◆ **YOUR OBJECTIVE**
Reproduce the full listing below unchanged, apart from the pictures.

◆ **PROVIDED DATA**
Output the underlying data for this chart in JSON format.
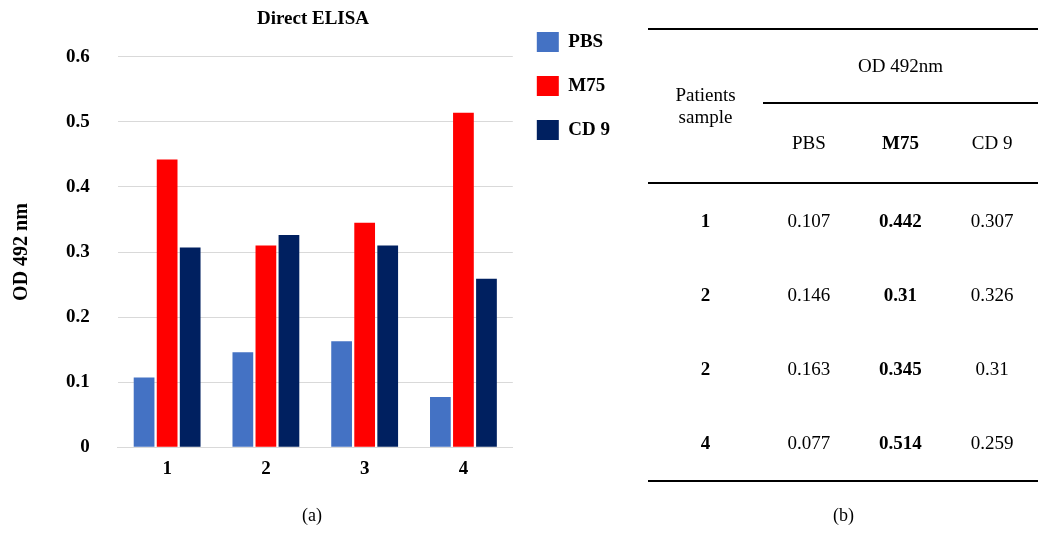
{
  "chart_data": [
    {
      "type": "bar",
      "title": "Direct ELISA",
      "ylabel": "OD 492 nm",
      "categories": [
        "1",
        "2",
        "3",
        "4"
      ],
      "series": [
        {
          "name": "PBS",
          "color": "#4472c4",
          "values": [
            0.107,
            0.146,
            0.163,
            0.077
          ]
        },
        {
          "name": "M75",
          "color": "#ff0000",
          "values": [
            0.442,
            0.31,
            0.345,
            0.514
          ]
        },
        {
          "name": "CD 9",
          "color": "#002060",
          "values": [
            0.307,
            0.326,
            0.31,
            0.259
          ]
        }
      ],
      "ylim": [
        0,
        0.6
      ],
      "yticks": [
        {
          "value": 0,
          "label": "0"
        },
        0.1,
        0.2,
        0.3,
        0.4,
        0.5,
        0.6
      ],
      "grid": "y",
      "legend": "top right",
      "annotations": [
        "(a)"
      ]
    },
    {
      "type": "other",
      "title": "OD 492nm",
      "ylabel": "Patients sample",
      "categories": [
        "1",
        "2",
        "2",
        "4"
      ],
      "series": [
        {
          "name": "PBS",
          "values": [
            0.107,
            0.146,
            0.163,
            0.077
          ]
        },
        {
          "name": "M75",
          "values": [
            0.442,
            0.31,
            0.345,
            0.514
          ]
        },
        {
          "name": "CD 9",
          "values": [
            0.307,
            0.326,
            0.31,
            0.259
          ]
        }
      ],
      "data_labels": true,
      "annotations": [
        "(b)"
      ]
    }
  ]
}
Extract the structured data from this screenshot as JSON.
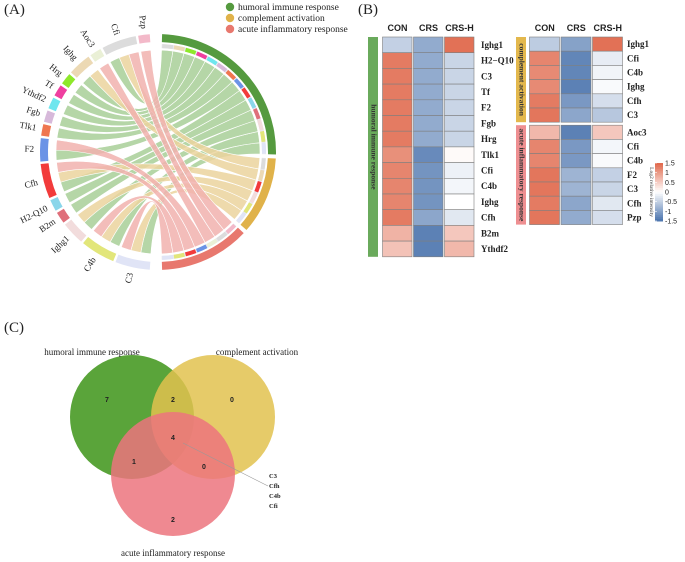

◆ **RESPONSE TO THIS TASK**
Output the underlying data for this chart in JSON format.
{
  "chart_data": [
    {
      "type": "bar",
      "title": "Direct ELISA",
      "ylabel": "OD 492 nm",
      "categories": [
        "1",
        "2",
        "3",
        "4"
      ],
      "series": [
        {
          "name": "PBS",
          "color": "#4472c4",
          "values": [
            0.107,
            0.146,
            0.163,
            0.077
          ]
        },
        {
          "name": "M75",
          "color": "#ff0000",
          "values": [
            0.442,
            0.31,
            0.345,
            0.514
          ]
        },
        {
          "name": "CD 9",
          "color": "#002060",
          "values": [
            0.307,
            0.326,
            0.31,
            0.259
          ]
        }
      ],
      "ylim": [
        0,
        0.6
      ],
      "yticks": [
        {
          "value": 0,
          "label": "0"
        },
        0.1,
        0.2,
        0.3,
        0.4,
        0.5,
        0.6
      ],
      "grid": "y",
      "legend": "top right",
      "annotations": [
        "(a)"
      ]
    },
    {
      "type": "other",
      "title": "OD 492nm",
      "ylabel": "Patients sample",
      "categories": [
        "1",
        "2",
        "2",
        "4"
      ],
      "series": [
        {
          "name": "PBS",
          "values": [
            0.107,
            0.146,
            0.163,
            0.077
          ]
        },
        {
          "name": "M75",
          "values": [
            0.442,
            0.31,
            0.345,
            0.514
          ]
        },
        {
          "name": "CD 9",
          "values": [
            0.307,
            0.326,
            0.31,
            0.259
          ]
        }
      ],
      "data_labels": true,
      "annotations": [
        "(b)"
      ]
    }
  ]
}
Extract the structured data from this screenshot as JSON.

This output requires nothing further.